(Figure dataset records)
* Start *
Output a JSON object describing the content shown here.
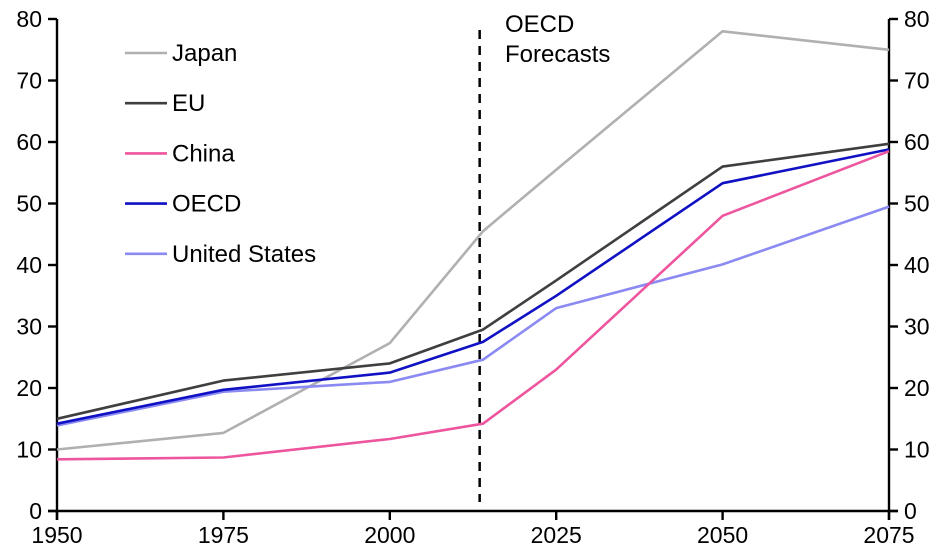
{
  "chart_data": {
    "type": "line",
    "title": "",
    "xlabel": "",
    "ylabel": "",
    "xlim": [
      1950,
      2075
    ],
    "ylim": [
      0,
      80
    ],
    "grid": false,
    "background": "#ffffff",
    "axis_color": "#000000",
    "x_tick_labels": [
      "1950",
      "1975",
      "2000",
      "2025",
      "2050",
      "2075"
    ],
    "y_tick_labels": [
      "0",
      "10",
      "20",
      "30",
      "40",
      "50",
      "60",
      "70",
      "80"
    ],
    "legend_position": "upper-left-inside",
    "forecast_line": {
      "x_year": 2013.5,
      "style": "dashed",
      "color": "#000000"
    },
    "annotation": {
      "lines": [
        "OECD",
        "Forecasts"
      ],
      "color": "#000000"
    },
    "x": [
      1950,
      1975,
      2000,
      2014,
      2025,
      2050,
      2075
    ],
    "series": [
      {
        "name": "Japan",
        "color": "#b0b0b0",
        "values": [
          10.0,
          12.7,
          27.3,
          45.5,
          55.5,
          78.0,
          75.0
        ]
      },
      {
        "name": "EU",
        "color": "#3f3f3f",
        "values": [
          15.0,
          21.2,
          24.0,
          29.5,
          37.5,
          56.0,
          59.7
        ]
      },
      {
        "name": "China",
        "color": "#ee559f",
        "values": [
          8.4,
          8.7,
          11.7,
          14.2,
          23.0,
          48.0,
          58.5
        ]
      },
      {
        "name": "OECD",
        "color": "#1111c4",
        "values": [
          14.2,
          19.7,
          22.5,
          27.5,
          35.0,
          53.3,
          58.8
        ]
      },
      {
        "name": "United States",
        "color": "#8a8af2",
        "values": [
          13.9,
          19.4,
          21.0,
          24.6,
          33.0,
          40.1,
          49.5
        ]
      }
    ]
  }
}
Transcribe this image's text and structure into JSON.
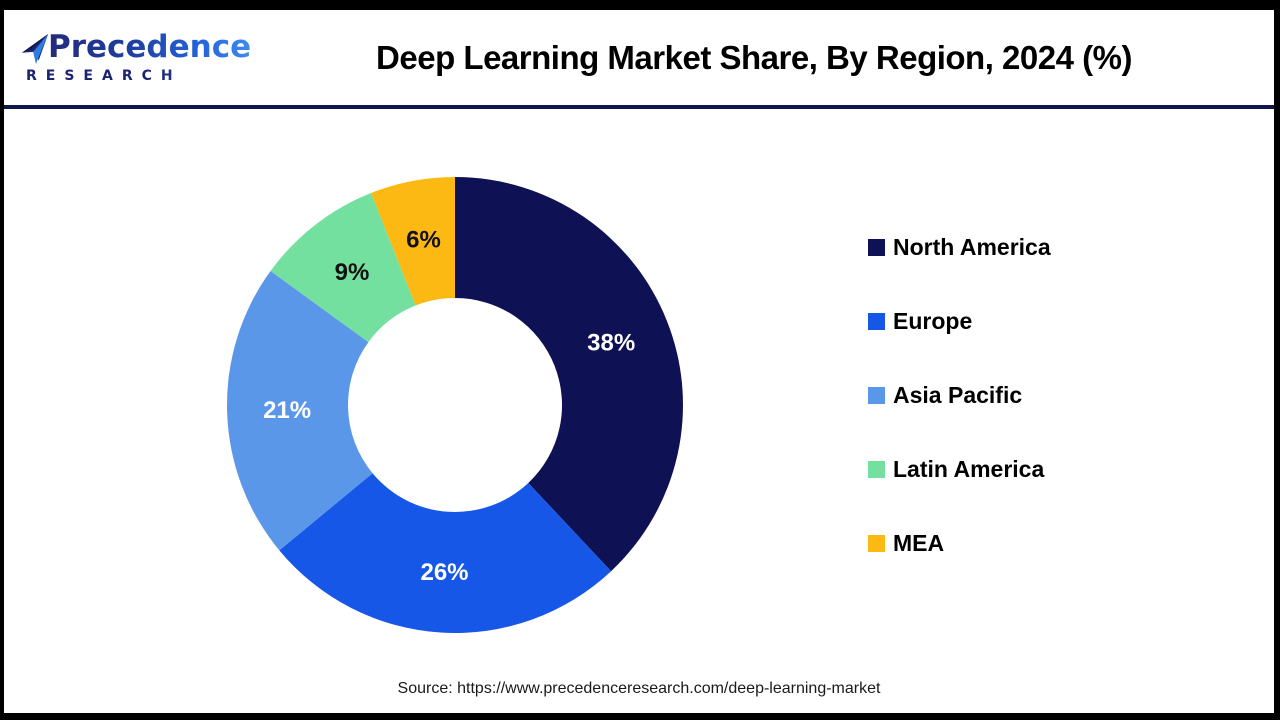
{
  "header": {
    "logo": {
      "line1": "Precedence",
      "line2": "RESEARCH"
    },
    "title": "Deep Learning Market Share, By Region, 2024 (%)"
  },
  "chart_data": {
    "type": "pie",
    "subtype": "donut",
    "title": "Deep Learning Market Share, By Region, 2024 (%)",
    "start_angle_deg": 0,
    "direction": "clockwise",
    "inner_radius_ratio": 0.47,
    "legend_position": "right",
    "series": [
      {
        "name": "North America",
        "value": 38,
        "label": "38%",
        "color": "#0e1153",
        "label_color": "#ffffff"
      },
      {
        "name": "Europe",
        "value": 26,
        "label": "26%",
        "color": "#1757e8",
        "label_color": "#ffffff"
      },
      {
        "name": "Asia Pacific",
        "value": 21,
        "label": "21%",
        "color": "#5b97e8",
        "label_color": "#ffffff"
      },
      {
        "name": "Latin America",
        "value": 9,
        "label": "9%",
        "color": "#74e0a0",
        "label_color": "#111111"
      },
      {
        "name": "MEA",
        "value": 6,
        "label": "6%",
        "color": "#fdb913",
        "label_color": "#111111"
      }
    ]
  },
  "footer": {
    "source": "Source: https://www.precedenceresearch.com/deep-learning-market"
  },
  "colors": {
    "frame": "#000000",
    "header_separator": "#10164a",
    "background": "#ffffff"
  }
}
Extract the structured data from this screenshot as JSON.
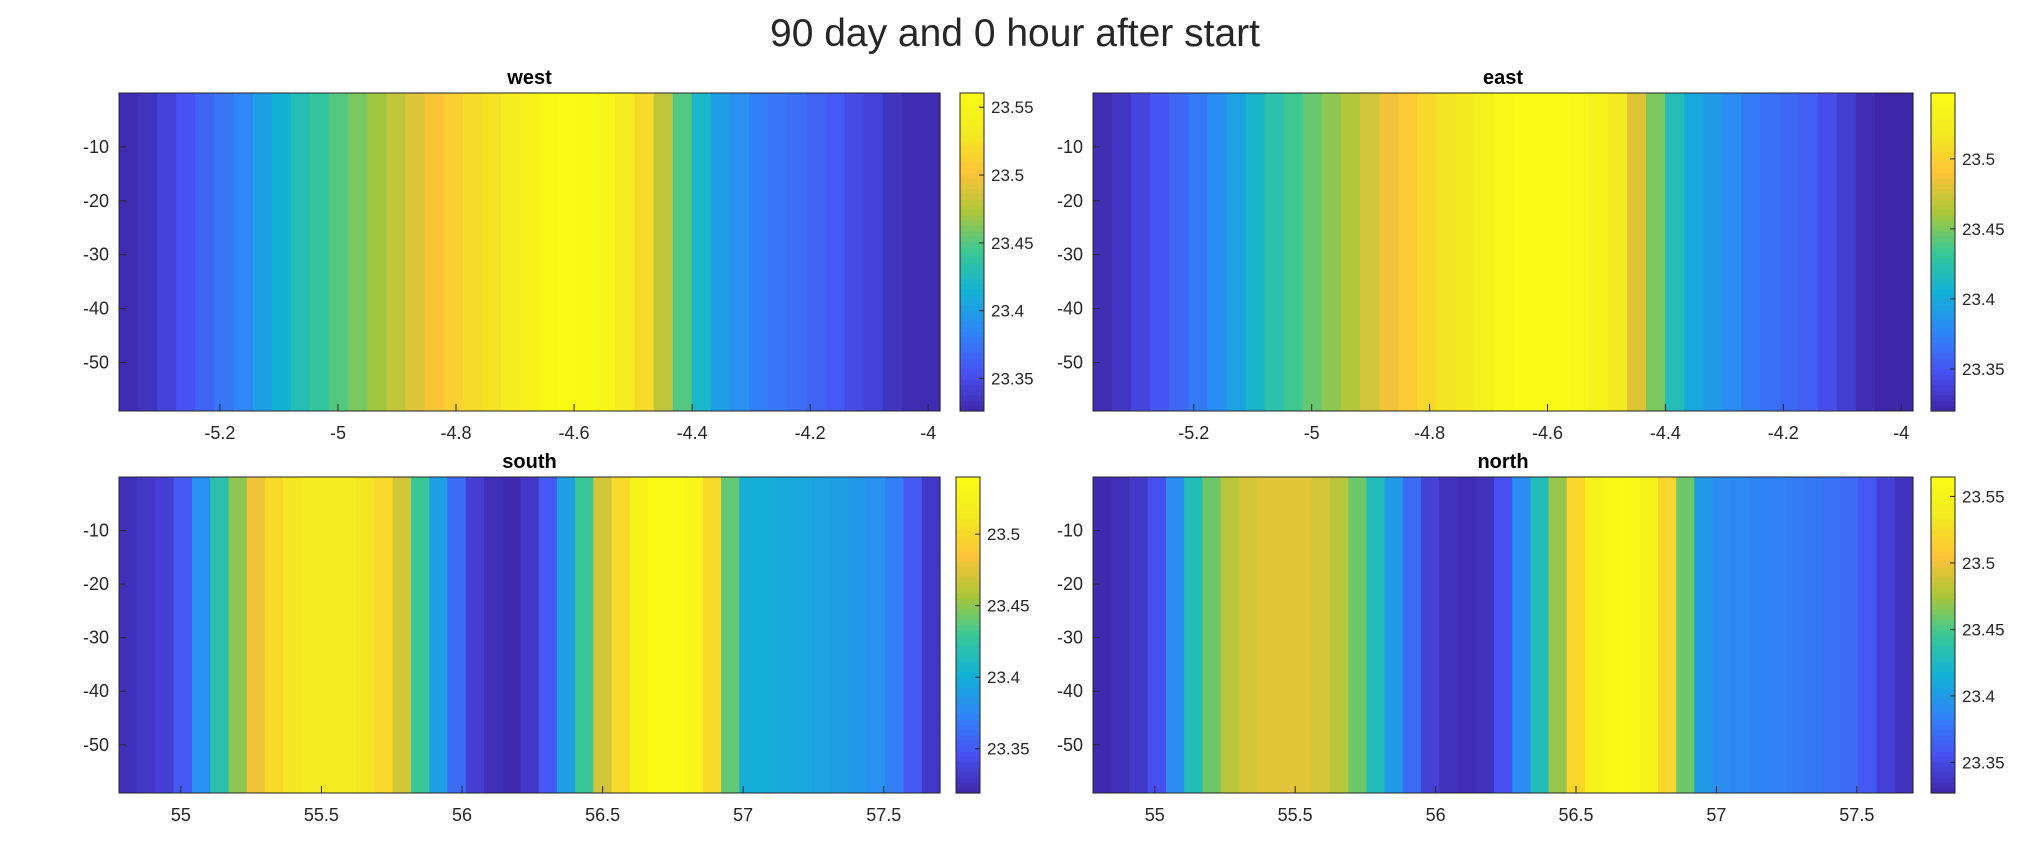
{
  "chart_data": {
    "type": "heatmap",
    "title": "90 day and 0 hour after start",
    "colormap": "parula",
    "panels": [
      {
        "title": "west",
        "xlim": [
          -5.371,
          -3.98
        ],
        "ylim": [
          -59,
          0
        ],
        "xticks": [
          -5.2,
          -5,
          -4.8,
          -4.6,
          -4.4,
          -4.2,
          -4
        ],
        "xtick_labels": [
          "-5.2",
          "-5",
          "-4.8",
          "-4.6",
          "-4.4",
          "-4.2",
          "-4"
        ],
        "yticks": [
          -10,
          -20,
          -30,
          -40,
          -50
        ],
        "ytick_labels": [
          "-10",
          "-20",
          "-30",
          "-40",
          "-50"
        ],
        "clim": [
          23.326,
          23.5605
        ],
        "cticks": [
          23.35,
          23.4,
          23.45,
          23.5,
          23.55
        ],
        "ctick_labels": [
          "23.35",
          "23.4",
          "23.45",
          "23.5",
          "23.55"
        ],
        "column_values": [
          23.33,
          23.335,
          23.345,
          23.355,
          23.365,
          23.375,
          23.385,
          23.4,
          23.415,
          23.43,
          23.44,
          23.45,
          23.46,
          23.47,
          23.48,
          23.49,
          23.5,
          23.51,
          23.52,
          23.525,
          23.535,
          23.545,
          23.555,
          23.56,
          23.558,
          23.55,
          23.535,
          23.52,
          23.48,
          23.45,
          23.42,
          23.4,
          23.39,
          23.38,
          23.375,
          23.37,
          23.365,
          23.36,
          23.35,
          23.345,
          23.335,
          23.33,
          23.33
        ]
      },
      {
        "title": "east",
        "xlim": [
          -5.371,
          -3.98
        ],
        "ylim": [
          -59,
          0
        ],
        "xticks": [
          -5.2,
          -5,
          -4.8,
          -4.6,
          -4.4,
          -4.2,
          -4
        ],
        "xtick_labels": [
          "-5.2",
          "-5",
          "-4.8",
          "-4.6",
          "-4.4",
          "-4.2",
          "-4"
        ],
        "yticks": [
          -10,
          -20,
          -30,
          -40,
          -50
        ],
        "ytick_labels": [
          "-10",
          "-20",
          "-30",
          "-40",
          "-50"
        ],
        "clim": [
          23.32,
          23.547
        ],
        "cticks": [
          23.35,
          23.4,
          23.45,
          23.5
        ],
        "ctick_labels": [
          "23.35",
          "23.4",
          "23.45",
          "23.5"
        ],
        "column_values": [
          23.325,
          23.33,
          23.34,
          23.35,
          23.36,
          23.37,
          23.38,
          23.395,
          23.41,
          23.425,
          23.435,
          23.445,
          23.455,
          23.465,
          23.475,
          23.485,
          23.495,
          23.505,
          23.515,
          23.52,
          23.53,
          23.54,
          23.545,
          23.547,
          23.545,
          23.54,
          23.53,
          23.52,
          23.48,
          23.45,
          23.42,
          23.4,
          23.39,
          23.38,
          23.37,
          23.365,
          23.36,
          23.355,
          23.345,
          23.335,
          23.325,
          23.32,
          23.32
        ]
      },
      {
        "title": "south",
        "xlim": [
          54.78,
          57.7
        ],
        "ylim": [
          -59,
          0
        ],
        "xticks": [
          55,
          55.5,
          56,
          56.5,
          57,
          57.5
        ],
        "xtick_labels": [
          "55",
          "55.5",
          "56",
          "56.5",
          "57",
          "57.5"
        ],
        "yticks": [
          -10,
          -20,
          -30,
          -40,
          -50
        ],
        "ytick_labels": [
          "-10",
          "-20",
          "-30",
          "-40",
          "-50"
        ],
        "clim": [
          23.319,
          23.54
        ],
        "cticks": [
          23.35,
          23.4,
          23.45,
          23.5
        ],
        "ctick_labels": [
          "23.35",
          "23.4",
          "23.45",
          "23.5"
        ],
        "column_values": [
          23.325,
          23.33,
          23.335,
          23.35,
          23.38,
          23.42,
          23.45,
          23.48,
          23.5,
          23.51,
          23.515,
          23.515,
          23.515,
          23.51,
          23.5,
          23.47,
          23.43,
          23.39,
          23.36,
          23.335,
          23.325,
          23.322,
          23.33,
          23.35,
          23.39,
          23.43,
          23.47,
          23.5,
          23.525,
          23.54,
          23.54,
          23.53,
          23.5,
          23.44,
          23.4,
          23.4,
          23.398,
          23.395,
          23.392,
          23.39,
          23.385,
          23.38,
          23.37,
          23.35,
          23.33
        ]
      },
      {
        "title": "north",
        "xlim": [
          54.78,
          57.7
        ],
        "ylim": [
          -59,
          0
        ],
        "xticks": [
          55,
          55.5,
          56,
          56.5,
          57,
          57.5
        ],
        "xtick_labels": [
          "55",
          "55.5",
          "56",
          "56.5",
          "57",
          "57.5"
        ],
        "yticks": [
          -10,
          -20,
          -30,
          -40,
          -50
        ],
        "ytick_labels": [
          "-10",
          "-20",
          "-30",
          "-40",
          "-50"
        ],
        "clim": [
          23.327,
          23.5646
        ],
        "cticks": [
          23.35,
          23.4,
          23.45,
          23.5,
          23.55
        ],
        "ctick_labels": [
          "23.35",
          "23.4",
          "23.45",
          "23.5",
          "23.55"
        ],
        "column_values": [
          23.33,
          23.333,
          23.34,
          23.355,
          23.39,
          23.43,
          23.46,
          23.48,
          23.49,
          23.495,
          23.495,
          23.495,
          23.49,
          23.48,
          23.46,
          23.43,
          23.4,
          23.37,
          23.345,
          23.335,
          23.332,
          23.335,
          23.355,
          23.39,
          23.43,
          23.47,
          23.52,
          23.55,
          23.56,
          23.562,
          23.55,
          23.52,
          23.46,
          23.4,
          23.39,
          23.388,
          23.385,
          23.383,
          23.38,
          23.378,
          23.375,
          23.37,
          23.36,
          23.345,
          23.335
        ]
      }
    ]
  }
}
* End *
* Start *
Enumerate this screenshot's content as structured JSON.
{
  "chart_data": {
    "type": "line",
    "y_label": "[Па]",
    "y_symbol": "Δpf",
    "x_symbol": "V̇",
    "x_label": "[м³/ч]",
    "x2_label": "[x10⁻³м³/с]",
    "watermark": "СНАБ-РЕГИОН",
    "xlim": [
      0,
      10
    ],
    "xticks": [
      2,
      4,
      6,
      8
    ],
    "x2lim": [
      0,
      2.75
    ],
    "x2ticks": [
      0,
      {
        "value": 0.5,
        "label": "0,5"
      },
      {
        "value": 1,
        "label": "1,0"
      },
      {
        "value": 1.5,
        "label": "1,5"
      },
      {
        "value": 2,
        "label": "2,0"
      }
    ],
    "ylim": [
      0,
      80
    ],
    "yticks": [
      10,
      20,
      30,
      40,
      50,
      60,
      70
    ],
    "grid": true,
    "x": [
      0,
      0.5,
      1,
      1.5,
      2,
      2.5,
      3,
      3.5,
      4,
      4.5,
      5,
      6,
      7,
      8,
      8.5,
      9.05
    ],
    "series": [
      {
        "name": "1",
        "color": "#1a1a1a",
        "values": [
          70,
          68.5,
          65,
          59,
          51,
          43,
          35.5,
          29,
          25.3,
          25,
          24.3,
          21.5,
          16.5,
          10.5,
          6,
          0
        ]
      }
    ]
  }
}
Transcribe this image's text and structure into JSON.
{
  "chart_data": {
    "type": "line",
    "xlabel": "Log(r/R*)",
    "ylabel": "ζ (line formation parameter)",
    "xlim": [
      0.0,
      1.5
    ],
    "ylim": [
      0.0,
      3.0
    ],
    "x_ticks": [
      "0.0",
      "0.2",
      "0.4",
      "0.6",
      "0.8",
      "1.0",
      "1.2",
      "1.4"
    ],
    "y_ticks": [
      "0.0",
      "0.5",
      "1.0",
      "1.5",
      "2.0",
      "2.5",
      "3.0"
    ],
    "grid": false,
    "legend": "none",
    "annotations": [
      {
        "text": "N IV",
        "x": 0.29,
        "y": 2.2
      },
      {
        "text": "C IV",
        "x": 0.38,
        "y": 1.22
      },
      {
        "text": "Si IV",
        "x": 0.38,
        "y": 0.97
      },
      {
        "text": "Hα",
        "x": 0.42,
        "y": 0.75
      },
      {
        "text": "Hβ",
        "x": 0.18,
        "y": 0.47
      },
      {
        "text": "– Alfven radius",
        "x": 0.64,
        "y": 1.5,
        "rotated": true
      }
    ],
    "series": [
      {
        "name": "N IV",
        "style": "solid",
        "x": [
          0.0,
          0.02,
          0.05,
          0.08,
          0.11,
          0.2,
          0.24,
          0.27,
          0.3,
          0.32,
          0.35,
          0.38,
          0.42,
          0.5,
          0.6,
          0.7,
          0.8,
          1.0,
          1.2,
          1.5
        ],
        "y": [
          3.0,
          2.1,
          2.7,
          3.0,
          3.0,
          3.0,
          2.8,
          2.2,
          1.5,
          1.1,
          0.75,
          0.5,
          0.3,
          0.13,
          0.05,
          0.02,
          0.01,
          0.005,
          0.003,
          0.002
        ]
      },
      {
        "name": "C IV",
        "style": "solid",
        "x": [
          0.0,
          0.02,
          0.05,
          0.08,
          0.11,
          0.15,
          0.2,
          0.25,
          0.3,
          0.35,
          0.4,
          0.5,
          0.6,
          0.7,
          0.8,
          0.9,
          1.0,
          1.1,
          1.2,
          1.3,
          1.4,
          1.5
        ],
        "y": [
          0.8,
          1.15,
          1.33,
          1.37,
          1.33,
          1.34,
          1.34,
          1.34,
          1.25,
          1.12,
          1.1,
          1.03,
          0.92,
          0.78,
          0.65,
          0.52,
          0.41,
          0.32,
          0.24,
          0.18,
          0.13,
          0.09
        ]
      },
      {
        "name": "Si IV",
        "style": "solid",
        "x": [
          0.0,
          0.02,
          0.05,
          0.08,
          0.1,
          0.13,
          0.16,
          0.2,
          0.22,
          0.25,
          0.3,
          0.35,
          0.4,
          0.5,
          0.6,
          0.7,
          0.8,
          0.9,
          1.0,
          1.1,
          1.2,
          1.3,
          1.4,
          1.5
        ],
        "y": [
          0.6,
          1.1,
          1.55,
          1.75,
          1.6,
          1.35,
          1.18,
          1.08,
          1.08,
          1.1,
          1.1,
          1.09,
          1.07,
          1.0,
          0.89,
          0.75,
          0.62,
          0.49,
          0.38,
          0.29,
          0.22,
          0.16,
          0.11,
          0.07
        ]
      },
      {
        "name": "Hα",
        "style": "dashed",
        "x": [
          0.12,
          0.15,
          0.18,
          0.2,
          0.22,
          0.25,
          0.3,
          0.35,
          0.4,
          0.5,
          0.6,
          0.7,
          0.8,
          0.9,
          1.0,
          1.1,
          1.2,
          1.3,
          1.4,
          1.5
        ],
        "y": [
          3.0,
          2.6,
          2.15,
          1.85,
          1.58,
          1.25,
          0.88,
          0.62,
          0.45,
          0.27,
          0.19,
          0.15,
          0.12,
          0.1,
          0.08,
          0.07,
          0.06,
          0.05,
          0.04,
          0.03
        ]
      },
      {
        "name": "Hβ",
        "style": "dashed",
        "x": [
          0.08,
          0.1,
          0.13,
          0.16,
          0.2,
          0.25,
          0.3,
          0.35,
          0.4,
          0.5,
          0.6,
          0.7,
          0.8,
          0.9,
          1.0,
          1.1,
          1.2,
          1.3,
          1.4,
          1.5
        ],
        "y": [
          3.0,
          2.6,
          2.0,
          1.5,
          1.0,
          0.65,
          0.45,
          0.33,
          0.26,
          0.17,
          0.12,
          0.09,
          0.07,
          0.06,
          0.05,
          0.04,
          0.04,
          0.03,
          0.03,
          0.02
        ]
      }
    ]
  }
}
* End *
_Set exercise:_ Scan the material above. Copy each line where "background" occurs.

_Complete response:_
    "background": "#ffffff",
    "background": "#ffffff"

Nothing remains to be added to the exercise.